All records are to be retyped faithfully and completely.
___
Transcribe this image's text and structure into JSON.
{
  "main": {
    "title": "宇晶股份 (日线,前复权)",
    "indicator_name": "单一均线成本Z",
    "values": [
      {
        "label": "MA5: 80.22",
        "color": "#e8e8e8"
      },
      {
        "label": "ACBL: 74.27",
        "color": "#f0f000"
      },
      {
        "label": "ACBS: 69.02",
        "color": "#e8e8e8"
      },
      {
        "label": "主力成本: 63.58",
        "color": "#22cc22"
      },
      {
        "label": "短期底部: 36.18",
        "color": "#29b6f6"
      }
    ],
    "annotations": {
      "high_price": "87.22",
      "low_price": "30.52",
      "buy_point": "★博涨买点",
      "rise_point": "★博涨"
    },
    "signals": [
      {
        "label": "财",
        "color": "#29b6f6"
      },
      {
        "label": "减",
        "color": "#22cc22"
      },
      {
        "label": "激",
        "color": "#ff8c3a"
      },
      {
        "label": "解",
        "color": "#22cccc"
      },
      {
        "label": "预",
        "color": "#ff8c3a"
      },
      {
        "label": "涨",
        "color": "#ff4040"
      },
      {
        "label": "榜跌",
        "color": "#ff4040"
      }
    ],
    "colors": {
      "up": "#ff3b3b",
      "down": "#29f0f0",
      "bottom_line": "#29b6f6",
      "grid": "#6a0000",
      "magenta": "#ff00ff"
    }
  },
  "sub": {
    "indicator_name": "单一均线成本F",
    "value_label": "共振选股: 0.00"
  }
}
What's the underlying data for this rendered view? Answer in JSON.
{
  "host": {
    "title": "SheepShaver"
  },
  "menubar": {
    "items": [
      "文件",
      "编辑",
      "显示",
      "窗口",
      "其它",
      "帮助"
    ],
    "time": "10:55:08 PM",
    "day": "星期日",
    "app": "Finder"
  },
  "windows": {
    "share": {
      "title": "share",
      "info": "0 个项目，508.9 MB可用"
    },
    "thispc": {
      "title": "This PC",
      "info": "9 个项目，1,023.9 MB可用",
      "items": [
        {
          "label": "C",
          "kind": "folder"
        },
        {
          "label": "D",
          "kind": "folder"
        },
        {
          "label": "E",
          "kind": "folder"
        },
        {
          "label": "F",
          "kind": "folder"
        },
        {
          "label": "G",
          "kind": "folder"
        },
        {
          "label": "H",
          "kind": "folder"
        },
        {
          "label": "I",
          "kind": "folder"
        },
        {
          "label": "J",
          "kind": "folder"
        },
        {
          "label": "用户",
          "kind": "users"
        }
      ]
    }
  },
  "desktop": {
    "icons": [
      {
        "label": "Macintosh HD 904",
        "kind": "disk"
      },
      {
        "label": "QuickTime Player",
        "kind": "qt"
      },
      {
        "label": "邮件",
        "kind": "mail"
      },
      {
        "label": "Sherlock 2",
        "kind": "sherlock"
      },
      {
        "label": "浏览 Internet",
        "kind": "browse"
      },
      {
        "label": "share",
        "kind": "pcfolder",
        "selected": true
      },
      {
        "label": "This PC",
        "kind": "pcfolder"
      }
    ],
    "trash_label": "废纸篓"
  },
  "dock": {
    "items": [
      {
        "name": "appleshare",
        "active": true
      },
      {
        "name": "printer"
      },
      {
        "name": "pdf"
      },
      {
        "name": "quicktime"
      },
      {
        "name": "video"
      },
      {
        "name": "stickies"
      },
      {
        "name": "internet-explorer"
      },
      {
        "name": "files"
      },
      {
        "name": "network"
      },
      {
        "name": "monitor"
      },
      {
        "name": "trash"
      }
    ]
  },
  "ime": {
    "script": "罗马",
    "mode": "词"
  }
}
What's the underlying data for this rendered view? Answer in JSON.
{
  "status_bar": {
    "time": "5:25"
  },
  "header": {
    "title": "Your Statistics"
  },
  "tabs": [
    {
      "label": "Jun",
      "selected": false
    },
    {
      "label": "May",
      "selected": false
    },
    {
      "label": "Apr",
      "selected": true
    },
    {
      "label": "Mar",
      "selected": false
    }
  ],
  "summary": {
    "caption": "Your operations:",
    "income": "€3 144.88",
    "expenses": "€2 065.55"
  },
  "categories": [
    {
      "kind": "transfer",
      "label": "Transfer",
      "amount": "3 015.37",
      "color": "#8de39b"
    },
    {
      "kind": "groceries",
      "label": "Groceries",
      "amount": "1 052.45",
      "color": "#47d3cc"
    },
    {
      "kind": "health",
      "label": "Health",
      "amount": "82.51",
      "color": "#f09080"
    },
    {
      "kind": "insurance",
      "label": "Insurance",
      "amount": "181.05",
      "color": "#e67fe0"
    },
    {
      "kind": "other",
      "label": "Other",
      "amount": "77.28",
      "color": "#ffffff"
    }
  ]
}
___
## ANSWER FOR THE TASK
Transcribe this image's text and structure into JSON.
{
  "main": {
    "title": "宇晶股份 (日线,前复权)",
    "indicator_name": "单一均线成本Z",
    "values": [
      {
        "label": "MA5: 80.22",
        "color": "#e8e8e8"
      },
      {
        "label": "ACBL: 74.27",
        "color": "#f0f000"
      },
      {
        "label": "ACBS: 69.02",
        "color": "#e8e8e8"
      },
      {
        "label": "主力成本: 63.58",
        "color": "#22cc22"
      },
      {
        "label": "短期底部: 36.18",
        "color": "#29b6f6"
      }
    ],
    "annotations": {
      "high_price": "87.22",
      "low_price": "30.52",
      "buy_point": "★博涨买点",
      "rise_point": "★博涨"
    },
    "signals": [
      {
        "label": "财",
        "color": "#29b6f6"
      },
      {
        "label": "减",
        "color": "#22cc22"
      },
      {
        "label": "激",
        "color": "#ff8c3a"
      },
      {
        "label": "解",
        "color": "#22cccc"
      },
      {
        "label": "预",
        "color": "#ff8c3a"
      },
      {
        "label": "涨",
        "color": "#ff4040"
      },
      {
        "label": "榜跌",
        "color": "#ff4040"
      }
    ],
    "colors": {
      "up": "#ff3b3b",
      "down": "#29f0f0",
      "bottom_line": "#29b6f6",
      "grid": "#6a0000",
      "magenta": "#ff00ff"
    }
  },
  "sub": {
    "indicator_name": "单一均线成本F",
    "value_label": "共振选股: 0.00"
  }
}
What's the underlying data for this rendered view? Answer in JSON.
{
  "host": {
    "title": "SheepShaver"
  },
  "menubar": {
    "items": [
      "文件",
      "编辑",
      "显示",
      "窗口",
      "其它",
      "帮助"
    ],
    "time": "10:55:08 PM",
    "day": "星期日",
    "app": "Finder"
  },
  "windows": {
    "share": {
      "title": "share",
      "info": "0 个项目，508.9 MB可用"
    },
    "thispc": {
      "title": "This PC",
      "info": "9 个项目，1,023.9 MB可用",
      "items": [
        {
          "label": "C",
          "kind": "folder"
        },
        {
          "label": "D",
          "kind": "folder"
        },
        {
          "label": "E",
          "kind": "folder"
        },
        {
          "label": "F",
          "kind": "folder"
        },
        {
          "label": "G",
          "kind": "folder"
        },
        {
          "label": "H",
          "kind": "folder"
        },
        {
          "label": "I",
          "kind": "folder"
        },
        {
          "label": "J",
          "kind": "folder"
        },
        {
          "label": "用户",
          "kind": "users"
        }
      ]
    }
  },
  "desktop": {
    "icons": [
      {
        "label": "Macintosh HD 904",
        "kind": "disk"
      },
      {
        "label": "QuickTime Player",
        "kind": "qt"
      },
      {
        "label": "邮件",
        "kind": "mail"
      },
      {
        "label": "Sherlock 2",
        "kind": "sherlock"
      },
      {
        "label": "浏览 Internet",
        "kind": "browse"
      },
      {
        "label": "share",
        "kind": "pcfolder",
        "selected": true
      },
      {
        "label": "This PC",
        "kind": "pcfolder"
      }
    ],
    "trash_label": "废纸篓"
  },
  "dock": {
    "items": [
      {
        "name": "appleshare",
        "active": true
      },
      {
        "name": "printer"
      },
      {
        "name": "pdf"
      },
      {
        "name": "quicktime"
      },
      {
        "name": "video"
      },
      {
        "name": "stickies"
      },
      {
        "name": "internet-explorer"
      },
      {
        "name": "files"
      },
      {
        "name": "network"
      },
      {
        "name": "monitor"
      },
      {
        "name": "trash"
      }
    ]
  },
  "ime": {
    "script": "罗马",
    "mode": "词"
  }
}
What's the underlying data for this rendered view? Answer in JSON.
{
  "status_bar": {
    "time": "5:25"
  },
  "header": {
    "title": "Your Statistics"
  },
  "tabs": [
    {
      "label": "Jun",
      "selected": false
    },
    {
      "label": "May",
      "selected": false
    },
    {
      "label": "Apr",
      "selected": true
    },
    {
      "label": "Mar",
      "selected": false
    }
  ],
  "summary": {
    "caption": "Your operations:",
    "income": "€3 144.88",
    "expenses": "€2 065.55"
  },
  "categories": [
    {
      "kind": "transfer",
      "label": "Transfer",
      "amount": "3 015.37",
      "color": "#8de39b"
    },
    {
      "kind": "groceries",
      "label": "Groceries",
      "amount": "1 052.45",
      "color": "#47d3cc"
    },
    {
      "kind": "health",
      "label": "Health",
      "amount": "82.51",
      "color": "#f09080"
    },
    {
      "kind": "insurance",
      "label": "Insurance",
      "amount": "181.05",
      "color": "#e67fe0"
    },
    {
      "kind": "other",
      "label": "Other",
      "amount": "77.28",
      "color": "#ffffff"
    }
  ]
}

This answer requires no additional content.